=== LISTED ENTRIES ===
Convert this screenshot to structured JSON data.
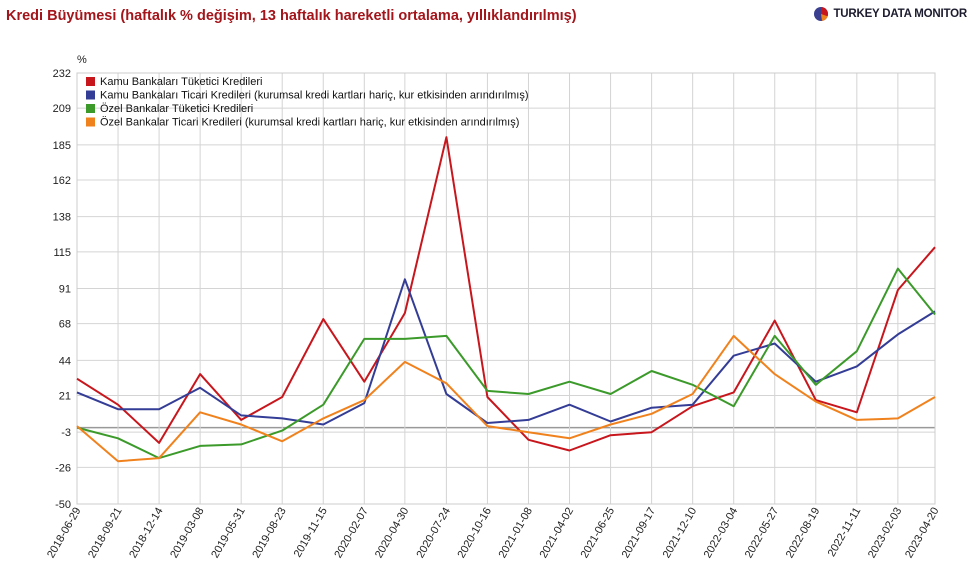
{
  "title": "Kredi Büyümesi (haftalık % değişim, 13 haftalık hareketli ortalama, yıllıklandırılmış)",
  "brand": {
    "name": "TURKEY DATA MONITOR",
    "logo_icon": "pie-logo-icon"
  },
  "colors": {
    "title": "#a3151b",
    "kamu_tuketici": "#c8161d",
    "kamu_ticari": "#343d96",
    "ozel_tuketici": "#3b9a2a",
    "ozel_ticari": "#f0821e",
    "grid": "#d4d4d4",
    "zero_line": "#999999"
  },
  "chart_data": {
    "type": "line",
    "ylabel": "%",
    "ylim": [
      -50,
      232
    ],
    "yticks": [
      "232",
      "209",
      "185",
      "162",
      "138",
      "115",
      "91",
      "68",
      "44",
      "21",
      "-3",
      "-26",
      "-50"
    ],
    "xlim": [
      "2018-06-29",
      "2023-04-20"
    ],
    "xticks": [
      "2018-06-29",
      "2018-09-21",
      "2018-12-14",
      "2019-03-08",
      "2019-05-31",
      "2019-08-23",
      "2019-11-15",
      "2020-02-07",
      "2020-04-30",
      "2020-07-24",
      "2020-10-16",
      "2021-01-08",
      "2021-04-02",
      "2021-06-25",
      "2021-09-17",
      "2021-12-10",
      "2022-03-04",
      "2022-05-27",
      "2022-08-19",
      "2022-11-11",
      "2023-02-03",
      "2023-04-20"
    ],
    "grid": true,
    "legend_position": "top-left",
    "x": [
      "2018-06-29",
      "2018-09-21",
      "2018-12-14",
      "2019-03-08",
      "2019-05-31",
      "2019-08-23",
      "2019-11-15",
      "2020-02-07",
      "2020-04-30",
      "2020-07-24",
      "2020-10-16",
      "2021-01-08",
      "2021-04-02",
      "2021-06-25",
      "2021-09-17",
      "2021-12-10",
      "2022-03-04",
      "2022-05-27",
      "2022-08-19",
      "2022-11-11",
      "2023-02-03",
      "2023-04-20"
    ],
    "series": [
      {
        "name": "Kamu Bankaları Tüketici Kredileri",
        "color": "#c8161d",
        "values": [
          32,
          15,
          -10,
          35,
          5,
          20,
          71,
          30,
          75,
          190,
          20,
          -8,
          -15,
          -5,
          -3,
          14,
          23,
          70,
          18,
          10,
          90,
          118
        ]
      },
      {
        "name": "Kamu Bankaları Ticari Kredileri (kurumsal kredi kartları hariç, kur etkisinden arındırılmış)",
        "color": "#343d96",
        "values": [
          23,
          12,
          12,
          26,
          8,
          6,
          2,
          16,
          97,
          22,
          3,
          5,
          15,
          4,
          13,
          15,
          47,
          55,
          30,
          40,
          61,
          76
        ]
      },
      {
        "name": "Özel Bankalar Tüketici Kredileri",
        "color": "#3b9a2a",
        "values": [
          0,
          -7,
          -20,
          -12,
          -11,
          -2,
          15,
          58,
          58,
          60,
          24,
          22,
          30,
          22,
          37,
          28,
          14,
          60,
          28,
          50,
          104,
          74
        ]
      },
      {
        "name": "Özel Bankalar Ticari Kredileri (kurumsal kredi kartları hariç, kur etkisinden arındırılmış)",
        "color": "#f0821e",
        "values": [
          1,
          -22,
          -20,
          10,
          2,
          -9,
          6,
          18,
          43,
          29,
          1,
          -3,
          -7,
          2,
          9,
          22,
          60,
          35,
          17,
          5,
          6,
          20
        ]
      }
    ]
  }
}
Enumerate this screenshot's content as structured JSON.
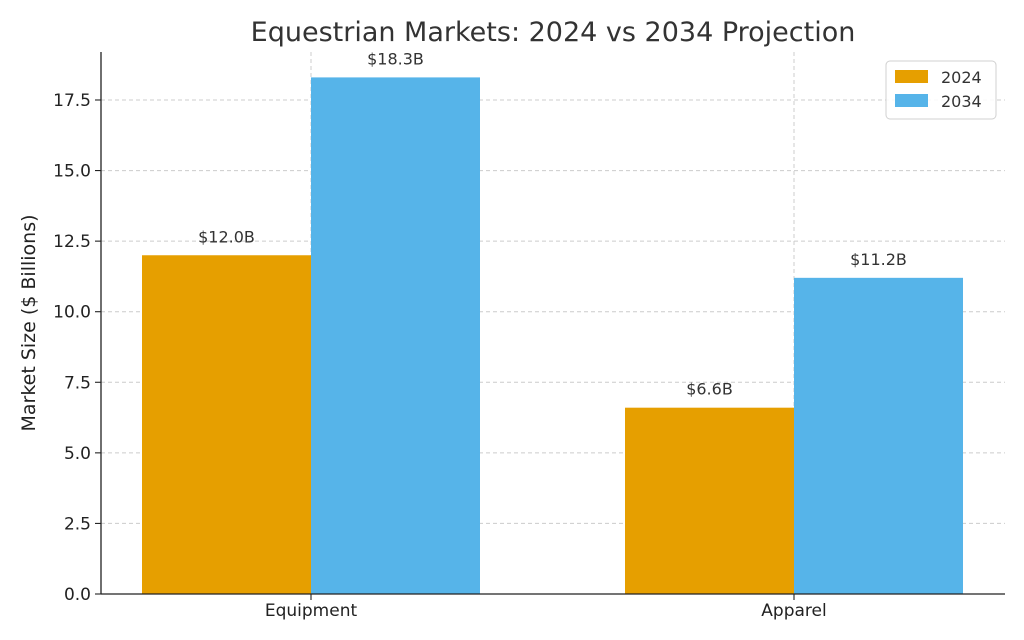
{
  "chart_data": {
    "type": "bar",
    "title": "Equestrian Markets: 2024 vs 2034 Projection",
    "xlabel": "",
    "ylabel": "Market Size ($ Billions)",
    "categories": [
      "Equipment",
      "Apparel"
    ],
    "series": [
      {
        "name": "2024",
        "values": [
          12.0,
          6.6
        ],
        "labels": [
          "$12.0B",
          "$6.6B"
        ],
        "color": "#e69f00"
      },
      {
        "name": "2034",
        "values": [
          18.3,
          11.2
        ],
        "labels": [
          "$18.3B",
          "$11.2B"
        ],
        "color": "#56b4e9"
      }
    ],
    "ylim": [
      0,
      19.2
    ],
    "yticks": [
      0,
      2.5,
      5,
      7.5,
      10,
      12.5,
      15,
      17.5
    ],
    "ytick_labels": [
      "0.0",
      "2.5",
      "5.0",
      "7.5",
      "10.0",
      "12.5",
      "15.0",
      "17.5"
    ],
    "grid": true,
    "legend_position": "top-right"
  }
}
===
TASK:
Give again, unchanged, only the lines from the line containing "Enumerate this screenshot's" to the last line of the records above. Pictures do not belong in the copy.

EXERCISE ANSWER:
Enumerate this screenshot's content as structured JSON.
{
  "chart_data": {
    "type": "bar",
    "title": "Equestrian Markets: 2024 vs 2034 Projection",
    "xlabel": "",
    "ylabel": "Market Size ($ Billions)",
    "categories": [
      "Equipment",
      "Apparel"
    ],
    "series": [
      {
        "name": "2024",
        "values": [
          12.0,
          6.6
        ],
        "labels": [
          "$12.0B",
          "$6.6B"
        ],
        "color": "#e69f00"
      },
      {
        "name": "2034",
        "values": [
          18.3,
          11.2
        ],
        "labels": [
          "$18.3B",
          "$11.2B"
        ],
        "color": "#56b4e9"
      }
    ],
    "ylim": [
      0,
      19.2
    ],
    "yticks": [
      0,
      2.5,
      5,
      7.5,
      10,
      12.5,
      15,
      17.5
    ],
    "ytick_labels": [
      "0.0",
      "2.5",
      "5.0",
      "7.5",
      "10.0",
      "12.5",
      "15.0",
      "17.5"
    ],
    "grid": true,
    "legend_position": "top-right"
  }
}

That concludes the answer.